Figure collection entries
________________________________________

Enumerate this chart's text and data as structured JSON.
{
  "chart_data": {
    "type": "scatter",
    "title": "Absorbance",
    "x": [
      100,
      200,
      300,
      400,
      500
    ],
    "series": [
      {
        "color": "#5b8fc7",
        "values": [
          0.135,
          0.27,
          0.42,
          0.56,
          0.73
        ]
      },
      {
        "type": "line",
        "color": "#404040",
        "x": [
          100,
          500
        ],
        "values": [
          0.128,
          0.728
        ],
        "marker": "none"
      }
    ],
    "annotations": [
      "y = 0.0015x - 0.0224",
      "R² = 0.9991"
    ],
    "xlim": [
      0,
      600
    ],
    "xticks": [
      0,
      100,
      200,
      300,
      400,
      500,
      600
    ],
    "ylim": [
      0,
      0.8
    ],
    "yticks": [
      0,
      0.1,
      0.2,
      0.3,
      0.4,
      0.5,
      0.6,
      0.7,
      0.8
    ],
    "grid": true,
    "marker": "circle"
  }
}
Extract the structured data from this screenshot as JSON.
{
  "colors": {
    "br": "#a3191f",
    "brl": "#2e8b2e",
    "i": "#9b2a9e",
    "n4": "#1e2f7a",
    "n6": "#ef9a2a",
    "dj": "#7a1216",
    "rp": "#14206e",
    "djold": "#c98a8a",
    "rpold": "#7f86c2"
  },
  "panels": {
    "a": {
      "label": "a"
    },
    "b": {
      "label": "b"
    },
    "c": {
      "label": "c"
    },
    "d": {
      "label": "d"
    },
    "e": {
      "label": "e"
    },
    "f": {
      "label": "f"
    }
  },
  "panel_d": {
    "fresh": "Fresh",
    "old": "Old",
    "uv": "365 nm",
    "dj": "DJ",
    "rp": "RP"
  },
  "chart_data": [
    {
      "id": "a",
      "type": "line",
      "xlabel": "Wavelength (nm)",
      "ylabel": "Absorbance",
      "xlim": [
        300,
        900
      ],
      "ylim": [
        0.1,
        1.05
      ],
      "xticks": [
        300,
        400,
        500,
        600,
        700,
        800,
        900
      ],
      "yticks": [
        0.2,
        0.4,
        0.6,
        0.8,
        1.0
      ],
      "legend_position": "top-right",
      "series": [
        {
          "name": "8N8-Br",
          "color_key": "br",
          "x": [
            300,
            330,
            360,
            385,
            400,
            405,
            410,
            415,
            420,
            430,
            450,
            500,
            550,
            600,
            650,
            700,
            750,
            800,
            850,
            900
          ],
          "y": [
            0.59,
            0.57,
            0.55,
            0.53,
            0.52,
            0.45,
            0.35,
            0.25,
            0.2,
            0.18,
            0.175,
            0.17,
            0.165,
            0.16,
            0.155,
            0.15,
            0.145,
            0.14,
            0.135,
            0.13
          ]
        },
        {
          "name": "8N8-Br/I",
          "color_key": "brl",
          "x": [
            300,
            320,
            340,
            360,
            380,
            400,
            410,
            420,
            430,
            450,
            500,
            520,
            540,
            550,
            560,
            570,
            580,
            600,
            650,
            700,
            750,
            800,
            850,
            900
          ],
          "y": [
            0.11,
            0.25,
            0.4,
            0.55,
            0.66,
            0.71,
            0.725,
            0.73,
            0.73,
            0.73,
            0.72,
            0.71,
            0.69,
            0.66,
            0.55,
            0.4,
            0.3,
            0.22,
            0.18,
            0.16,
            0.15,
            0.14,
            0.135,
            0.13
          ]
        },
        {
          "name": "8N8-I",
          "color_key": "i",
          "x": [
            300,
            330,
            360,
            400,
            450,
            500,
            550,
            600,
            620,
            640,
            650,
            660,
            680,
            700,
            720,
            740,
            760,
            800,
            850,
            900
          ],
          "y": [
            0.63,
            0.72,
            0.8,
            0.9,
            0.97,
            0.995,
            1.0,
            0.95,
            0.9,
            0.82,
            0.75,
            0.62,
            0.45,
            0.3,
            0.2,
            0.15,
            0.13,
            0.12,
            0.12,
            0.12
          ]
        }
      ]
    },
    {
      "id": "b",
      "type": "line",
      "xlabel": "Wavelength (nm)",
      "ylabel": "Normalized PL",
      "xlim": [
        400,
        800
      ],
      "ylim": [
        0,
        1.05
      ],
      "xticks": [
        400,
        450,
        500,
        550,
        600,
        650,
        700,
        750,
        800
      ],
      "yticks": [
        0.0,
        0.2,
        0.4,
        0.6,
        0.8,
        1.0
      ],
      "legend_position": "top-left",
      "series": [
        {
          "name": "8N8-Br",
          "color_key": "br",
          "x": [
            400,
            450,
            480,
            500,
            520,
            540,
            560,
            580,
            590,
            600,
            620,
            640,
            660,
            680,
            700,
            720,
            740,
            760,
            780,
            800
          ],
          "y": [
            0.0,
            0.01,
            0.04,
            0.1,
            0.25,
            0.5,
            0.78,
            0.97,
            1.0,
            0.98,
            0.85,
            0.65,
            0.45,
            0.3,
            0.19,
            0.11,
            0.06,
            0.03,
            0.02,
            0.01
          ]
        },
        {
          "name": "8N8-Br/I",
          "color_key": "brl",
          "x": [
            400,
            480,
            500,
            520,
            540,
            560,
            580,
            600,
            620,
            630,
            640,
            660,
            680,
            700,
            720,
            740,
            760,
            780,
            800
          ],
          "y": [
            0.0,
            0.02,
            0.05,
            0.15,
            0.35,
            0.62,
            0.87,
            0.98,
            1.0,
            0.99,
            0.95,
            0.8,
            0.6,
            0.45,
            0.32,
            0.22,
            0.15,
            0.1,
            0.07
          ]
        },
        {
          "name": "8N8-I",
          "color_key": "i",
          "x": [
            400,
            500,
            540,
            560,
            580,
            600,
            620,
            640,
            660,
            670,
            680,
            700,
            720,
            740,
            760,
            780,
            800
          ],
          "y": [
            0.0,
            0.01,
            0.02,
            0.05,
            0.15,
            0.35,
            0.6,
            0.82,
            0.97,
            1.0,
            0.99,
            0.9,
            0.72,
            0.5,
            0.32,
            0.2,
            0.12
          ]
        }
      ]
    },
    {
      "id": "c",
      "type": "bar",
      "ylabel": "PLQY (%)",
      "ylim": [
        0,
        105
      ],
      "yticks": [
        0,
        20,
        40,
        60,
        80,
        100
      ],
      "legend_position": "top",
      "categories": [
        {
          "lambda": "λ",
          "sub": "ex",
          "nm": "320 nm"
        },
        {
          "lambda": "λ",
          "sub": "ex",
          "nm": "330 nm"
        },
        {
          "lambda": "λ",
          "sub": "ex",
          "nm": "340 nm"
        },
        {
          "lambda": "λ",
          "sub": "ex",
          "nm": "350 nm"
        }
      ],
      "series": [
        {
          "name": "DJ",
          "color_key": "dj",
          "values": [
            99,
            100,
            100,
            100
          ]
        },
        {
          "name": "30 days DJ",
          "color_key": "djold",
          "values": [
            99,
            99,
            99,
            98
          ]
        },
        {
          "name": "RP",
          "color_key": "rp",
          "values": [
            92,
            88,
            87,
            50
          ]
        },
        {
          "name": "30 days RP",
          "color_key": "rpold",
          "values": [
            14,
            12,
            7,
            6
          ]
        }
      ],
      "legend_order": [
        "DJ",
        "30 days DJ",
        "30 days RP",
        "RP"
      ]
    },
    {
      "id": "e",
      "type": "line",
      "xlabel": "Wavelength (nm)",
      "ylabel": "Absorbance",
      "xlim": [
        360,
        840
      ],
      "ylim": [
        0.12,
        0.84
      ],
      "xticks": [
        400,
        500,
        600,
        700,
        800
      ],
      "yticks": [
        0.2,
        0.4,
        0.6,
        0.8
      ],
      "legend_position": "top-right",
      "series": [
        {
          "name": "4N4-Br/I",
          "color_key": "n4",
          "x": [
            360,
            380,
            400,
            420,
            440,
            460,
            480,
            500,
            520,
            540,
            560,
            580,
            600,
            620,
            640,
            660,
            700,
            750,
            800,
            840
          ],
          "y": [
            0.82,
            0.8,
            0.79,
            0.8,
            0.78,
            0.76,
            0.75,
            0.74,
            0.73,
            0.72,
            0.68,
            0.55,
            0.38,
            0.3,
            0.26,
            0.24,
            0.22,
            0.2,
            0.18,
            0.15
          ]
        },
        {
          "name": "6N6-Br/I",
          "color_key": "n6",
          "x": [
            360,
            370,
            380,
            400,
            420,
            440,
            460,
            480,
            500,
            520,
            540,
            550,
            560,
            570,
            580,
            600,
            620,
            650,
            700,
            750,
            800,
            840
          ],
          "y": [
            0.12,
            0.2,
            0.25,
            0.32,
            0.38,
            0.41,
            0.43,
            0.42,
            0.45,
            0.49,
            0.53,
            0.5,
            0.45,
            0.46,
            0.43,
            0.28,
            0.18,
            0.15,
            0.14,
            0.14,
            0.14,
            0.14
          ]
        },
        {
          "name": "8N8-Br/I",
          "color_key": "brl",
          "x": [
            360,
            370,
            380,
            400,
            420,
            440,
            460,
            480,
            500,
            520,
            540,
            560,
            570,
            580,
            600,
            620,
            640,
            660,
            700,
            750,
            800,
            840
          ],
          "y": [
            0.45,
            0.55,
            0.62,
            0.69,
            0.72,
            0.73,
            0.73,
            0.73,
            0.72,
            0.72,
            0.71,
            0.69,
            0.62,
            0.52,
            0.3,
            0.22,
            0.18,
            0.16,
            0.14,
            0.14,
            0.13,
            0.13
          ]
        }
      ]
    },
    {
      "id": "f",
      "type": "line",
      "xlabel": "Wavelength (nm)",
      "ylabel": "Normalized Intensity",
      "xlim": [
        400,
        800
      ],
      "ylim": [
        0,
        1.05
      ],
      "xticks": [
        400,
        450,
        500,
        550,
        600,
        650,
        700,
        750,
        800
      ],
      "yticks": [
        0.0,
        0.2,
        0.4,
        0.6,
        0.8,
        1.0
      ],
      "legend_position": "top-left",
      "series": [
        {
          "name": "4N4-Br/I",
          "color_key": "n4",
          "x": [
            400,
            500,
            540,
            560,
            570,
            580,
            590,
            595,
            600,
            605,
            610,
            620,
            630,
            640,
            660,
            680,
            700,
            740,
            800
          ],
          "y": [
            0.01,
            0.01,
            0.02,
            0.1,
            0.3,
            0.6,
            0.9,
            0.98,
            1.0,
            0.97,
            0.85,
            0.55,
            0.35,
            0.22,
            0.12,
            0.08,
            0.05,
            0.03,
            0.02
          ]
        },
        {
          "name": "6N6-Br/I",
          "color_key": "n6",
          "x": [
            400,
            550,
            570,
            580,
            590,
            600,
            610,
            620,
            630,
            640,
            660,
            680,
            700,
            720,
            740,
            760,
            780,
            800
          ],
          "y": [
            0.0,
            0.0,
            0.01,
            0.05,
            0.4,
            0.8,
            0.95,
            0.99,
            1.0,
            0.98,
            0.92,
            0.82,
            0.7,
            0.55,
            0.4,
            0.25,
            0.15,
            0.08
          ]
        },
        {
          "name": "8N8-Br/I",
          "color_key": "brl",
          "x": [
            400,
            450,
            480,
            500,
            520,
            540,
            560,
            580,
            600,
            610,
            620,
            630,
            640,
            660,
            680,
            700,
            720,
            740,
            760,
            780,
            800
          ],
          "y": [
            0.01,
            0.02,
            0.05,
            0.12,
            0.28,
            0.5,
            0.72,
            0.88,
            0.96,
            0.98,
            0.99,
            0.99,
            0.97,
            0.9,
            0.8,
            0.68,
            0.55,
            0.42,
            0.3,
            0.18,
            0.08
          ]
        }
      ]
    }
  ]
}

________________________________________

Problem description | Where a line holds the string "structured", copy that line.

Reply to the exercise |
Enumerate this chart's text and data as structured JSON.
Extract the structured data from this screenshot as JSON.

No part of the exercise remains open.